[Stored records]
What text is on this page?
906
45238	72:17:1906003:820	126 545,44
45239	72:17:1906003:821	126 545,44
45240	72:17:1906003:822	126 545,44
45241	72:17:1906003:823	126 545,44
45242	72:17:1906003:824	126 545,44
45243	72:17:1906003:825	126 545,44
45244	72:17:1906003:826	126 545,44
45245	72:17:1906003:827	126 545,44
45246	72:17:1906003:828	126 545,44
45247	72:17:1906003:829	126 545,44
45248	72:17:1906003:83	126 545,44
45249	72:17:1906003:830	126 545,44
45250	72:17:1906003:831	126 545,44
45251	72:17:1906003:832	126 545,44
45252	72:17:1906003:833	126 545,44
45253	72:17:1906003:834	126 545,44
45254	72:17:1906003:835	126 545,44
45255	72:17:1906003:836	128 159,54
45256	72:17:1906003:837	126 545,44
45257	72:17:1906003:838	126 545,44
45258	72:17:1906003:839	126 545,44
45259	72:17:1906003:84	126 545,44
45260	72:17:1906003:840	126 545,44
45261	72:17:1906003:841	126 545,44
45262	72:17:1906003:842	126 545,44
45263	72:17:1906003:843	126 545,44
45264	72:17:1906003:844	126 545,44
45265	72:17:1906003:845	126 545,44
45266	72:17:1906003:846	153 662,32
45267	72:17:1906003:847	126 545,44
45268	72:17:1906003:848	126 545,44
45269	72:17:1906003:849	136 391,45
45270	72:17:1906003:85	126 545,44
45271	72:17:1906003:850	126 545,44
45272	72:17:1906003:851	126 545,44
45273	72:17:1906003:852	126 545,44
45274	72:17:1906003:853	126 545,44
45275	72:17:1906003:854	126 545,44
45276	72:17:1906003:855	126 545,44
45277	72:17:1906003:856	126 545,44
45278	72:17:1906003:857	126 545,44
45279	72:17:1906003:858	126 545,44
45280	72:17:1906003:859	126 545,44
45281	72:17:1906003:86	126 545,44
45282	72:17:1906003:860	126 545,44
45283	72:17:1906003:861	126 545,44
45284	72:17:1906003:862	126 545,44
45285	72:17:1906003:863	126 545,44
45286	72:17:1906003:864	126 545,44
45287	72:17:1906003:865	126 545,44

### JOB
Write out every line of the material again, exactly as it reads.

### FULL OUTPUT
What text is on this page?
906
45238	72:17:1906003:820	126 545,44
45239	72:17:1906003:821	126 545,44
45240	72:17:1906003:822	126 545,44
45241	72:17:1906003:823	126 545,44
45242	72:17:1906003:824	126 545,44
45243	72:17:1906003:825	126 545,44
45244	72:17:1906003:826	126 545,44
45245	72:17:1906003:827	126 545,44
45246	72:17:1906003:828	126 545,44
45247	72:17:1906003:829	126 545,44
45248	72:17:1906003:83	126 545,44
45249	72:17:1906003:830	126 545,44
45250	72:17:1906003:831	126 545,44
45251	72:17:1906003:832	126 545,44
45252	72:17:1906003:833	126 545,44
45253	72:17:1906003:834	126 545,44
45254	72:17:1906003:835	126 545,44
45255	72:17:1906003:836	128 159,54
45256	72:17:1906003:837	126 545,44
45257	72:17:1906003:838	126 545,44
45258	72:17:1906003:839	126 545,44
45259	72:17:1906003:84	126 545,44
45260	72:17:1906003:840	126 545,44
45261	72:17:1906003:841	126 545,44
45262	72:17:1906003:842	126 545,44
45263	72:17:1906003:843	126 545,44
45264	72:17:1906003:844	126 545,44
45265	72:17:1906003:845	126 545,44
45266	72:17:1906003:846	153 662,32
45267	72:17:1906003:847	126 545,44
45268	72:17:1906003:848	126 545,44
45269	72:17:1906003:849	136 391,45
45270	72:17:1906003:85	126 545,44
45271	72:17:1906003:850	126 545,44
45272	72:17:1906003:851	126 545,44
45273	72:17:1906003:852	126 545,44
45274	72:17:1906003:853	126 545,44
45275	72:17:1906003:854	126 545,44
45276	72:17:1906003:855	126 545,44
45277	72:17:1906003:856	126 545,44
45278	72:17:1906003:857	126 545,44
45279	72:17:1906003:858	126 545,44
45280	72:17:1906003:859	126 545,44
45281	72:17:1906003:86	126 545,44
45282	72:17:1906003:860	126 545,44
45283	72:17:1906003:861	126 545,44
45284	72:17:1906003:862	126 545,44
45285	72:17:1906003:863	126 545,44
45286	72:17:1906003:864	126 545,44
45287	72:17:1906003:865	126 545,44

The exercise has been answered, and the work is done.